+++ Supplied entries

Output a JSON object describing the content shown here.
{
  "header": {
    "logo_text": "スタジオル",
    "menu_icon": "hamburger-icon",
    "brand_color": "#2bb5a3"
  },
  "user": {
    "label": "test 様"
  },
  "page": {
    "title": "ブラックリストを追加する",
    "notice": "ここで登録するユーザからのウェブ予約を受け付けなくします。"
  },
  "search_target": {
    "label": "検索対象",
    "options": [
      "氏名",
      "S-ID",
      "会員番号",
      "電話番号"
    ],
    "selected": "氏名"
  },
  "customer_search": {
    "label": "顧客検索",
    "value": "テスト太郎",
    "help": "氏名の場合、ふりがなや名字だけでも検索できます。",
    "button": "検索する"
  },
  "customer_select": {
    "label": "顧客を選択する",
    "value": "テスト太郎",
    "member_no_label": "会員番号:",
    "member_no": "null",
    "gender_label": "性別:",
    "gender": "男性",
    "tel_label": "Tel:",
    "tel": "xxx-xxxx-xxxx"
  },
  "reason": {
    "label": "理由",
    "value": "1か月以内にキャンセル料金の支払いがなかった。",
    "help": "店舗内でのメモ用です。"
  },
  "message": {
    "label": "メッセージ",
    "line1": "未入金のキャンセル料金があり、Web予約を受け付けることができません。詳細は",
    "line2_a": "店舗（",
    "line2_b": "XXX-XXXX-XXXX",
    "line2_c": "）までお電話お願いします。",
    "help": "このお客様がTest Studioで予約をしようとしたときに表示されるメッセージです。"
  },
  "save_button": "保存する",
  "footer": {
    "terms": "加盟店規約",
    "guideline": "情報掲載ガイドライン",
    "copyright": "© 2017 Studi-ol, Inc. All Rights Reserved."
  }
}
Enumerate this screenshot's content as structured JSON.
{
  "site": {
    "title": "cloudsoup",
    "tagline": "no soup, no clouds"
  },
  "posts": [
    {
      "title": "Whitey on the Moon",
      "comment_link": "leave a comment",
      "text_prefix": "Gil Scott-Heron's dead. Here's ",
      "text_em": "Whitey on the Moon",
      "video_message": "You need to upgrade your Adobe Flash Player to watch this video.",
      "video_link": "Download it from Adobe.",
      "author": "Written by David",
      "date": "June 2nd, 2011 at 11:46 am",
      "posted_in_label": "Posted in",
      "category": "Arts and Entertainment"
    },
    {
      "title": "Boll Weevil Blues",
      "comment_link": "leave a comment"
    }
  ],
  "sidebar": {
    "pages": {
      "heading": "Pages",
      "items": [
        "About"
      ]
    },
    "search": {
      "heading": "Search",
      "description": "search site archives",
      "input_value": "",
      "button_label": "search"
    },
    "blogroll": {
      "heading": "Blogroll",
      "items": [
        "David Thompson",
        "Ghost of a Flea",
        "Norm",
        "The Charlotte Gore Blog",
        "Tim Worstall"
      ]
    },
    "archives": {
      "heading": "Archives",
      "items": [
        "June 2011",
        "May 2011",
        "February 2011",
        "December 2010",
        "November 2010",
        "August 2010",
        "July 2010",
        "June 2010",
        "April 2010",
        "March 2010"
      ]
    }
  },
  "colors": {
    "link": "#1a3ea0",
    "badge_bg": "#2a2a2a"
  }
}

++++++

**Written task:** Exactly reproduce all of the entries above.

**Reply:**
Output a JSON object describing the content shown here.
{
  "header": {
    "logo_text": "スタジオル",
    "menu_icon": "hamburger-icon",
    "brand_color": "#2bb5a3"
  },
  "user": {
    "label": "test 様"
  },
  "page": {
    "title": "ブラックリストを追加する",
    "notice": "ここで登録するユーザからのウェブ予約を受け付けなくします。"
  },
  "search_target": {
    "label": "検索対象",
    "options": [
      "氏名",
      "S-ID",
      "会員番号",
      "電話番号"
    ],
    "selected": "氏名"
  },
  "customer_search": {
    "label": "顧客検索",
    "value": "テスト太郎",
    "help": "氏名の場合、ふりがなや名字だけでも検索できます。",
    "button": "検索する"
  },
  "customer_select": {
    "label": "顧客を選択する",
    "value": "テスト太郎",
    "member_no_label": "会員番号:",
    "member_no": "null",
    "gender_label": "性別:",
    "gender": "男性",
    "tel_label": "Tel:",
    "tel": "xxx-xxxx-xxxx"
  },
  "reason": {
    "label": "理由",
    "value": "1か月以内にキャンセル料金の支払いがなかった。",
    "help": "店舗内でのメモ用です。"
  },
  "message": {
    "label": "メッセージ",
    "line1": "未入金のキャンセル料金があり、Web予約を受け付けることができません。詳細は",
    "line2_a": "店舗（",
    "line2_b": "XXX-XXXX-XXXX",
    "line2_c": "）までお電話お願いします。",
    "help": "このお客様がTest Studioで予約をしようとしたときに表示されるメッセージです。"
  },
  "save_button": "保存する",
  "footer": {
    "terms": "加盟店規約",
    "guideline": "情報掲載ガイドライン",
    "copyright": "© 2017 Studi-ol, Inc. All Rights Reserved."
  }
}
Enumerate this screenshot's content as structured JSON.
{
  "site": {
    "title": "cloudsoup",
    "tagline": "no soup, no clouds"
  },
  "posts": [
    {
      "title": "Whitey on the Moon",
      "comment_link": "leave a comment",
      "text_prefix": "Gil Scott-Heron's dead. Here's ",
      "text_em": "Whitey on the Moon",
      "video_message": "You need to upgrade your Adobe Flash Player to watch this video.",
      "video_link": "Download it from Adobe.",
      "author": "Written by David",
      "date": "June 2nd, 2011 at 11:46 am",
      "posted_in_label": "Posted in",
      "category": "Arts and Entertainment"
    },
    {
      "title": "Boll Weevil Blues",
      "comment_link": "leave a comment"
    }
  ],
  "sidebar": {
    "pages": {
      "heading": "Pages",
      "items": [
        "About"
      ]
    },
    "search": {
      "heading": "Search",
      "description": "search site archives",
      "input_value": "",
      "button_label": "search"
    },
    "blogroll": {
      "heading": "Blogroll",
      "items": [
        "David Thompson",
        "Ghost of a Flea",
        "Norm",
        "The Charlotte Gore Blog",
        "Tim Worstall"
      ]
    },
    "archives": {
      "heading": "Archives",
      "items": [
        "June 2011",
        "May 2011",
        "February 2011",
        "December 2010",
        "November 2010",
        "August 2010",
        "July 2010",
        "June 2010",
        "April 2010",
        "March 2010"
      ]
    }
  },
  "colors": {
    "link": "#1a3ea0",
    "badge_bg": "#2a2a2a"
  }
}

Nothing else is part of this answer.